== Goal ==
Repeat the records word for word, excluding any picture.

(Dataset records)
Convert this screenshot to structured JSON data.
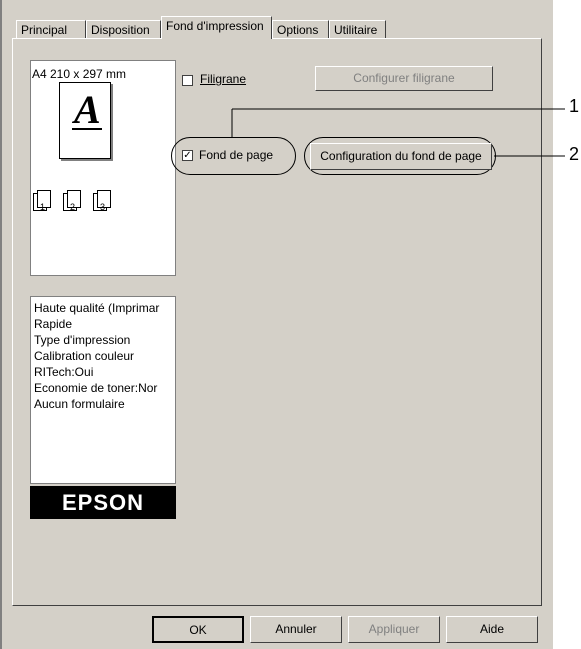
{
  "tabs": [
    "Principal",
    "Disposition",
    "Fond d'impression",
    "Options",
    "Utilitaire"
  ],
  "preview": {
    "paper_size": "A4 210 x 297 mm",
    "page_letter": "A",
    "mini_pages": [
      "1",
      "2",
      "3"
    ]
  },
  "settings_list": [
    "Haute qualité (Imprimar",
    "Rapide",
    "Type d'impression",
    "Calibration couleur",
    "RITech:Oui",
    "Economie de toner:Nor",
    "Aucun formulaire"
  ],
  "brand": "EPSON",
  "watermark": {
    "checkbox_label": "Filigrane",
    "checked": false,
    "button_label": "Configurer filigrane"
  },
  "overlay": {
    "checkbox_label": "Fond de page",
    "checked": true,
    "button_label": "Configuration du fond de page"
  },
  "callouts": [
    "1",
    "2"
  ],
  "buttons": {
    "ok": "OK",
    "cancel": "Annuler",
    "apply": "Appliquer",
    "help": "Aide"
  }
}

== Reply ==
Convert this screenshot to structured JSON data.
{
  "tabs": [
    "Principal",
    "Disposition",
    "Fond d'impression",
    "Options",
    "Utilitaire"
  ],
  "preview": {
    "paper_size": "A4 210 x 297 mm",
    "page_letter": "A",
    "mini_pages": [
      "1",
      "2",
      "3"
    ]
  },
  "settings_list": [
    "Haute qualité (Imprimar",
    "Rapide",
    "Type d'impression",
    "Calibration couleur",
    "RITech:Oui",
    "Economie de toner:Nor",
    "Aucun formulaire"
  ],
  "brand": "EPSON",
  "watermark": {
    "checkbox_label": "Filigrane",
    "checked": false,
    "button_label": "Configurer filigrane"
  },
  "overlay": {
    "checkbox_label": "Fond de page",
    "checked": true,
    "button_label": "Configuration du fond de page"
  },
  "callouts": [
    "1",
    "2"
  ],
  "buttons": {
    "ok": "OK",
    "cancel": "Annuler",
    "apply": "Appliquer",
    "help": "Aide"
  }
}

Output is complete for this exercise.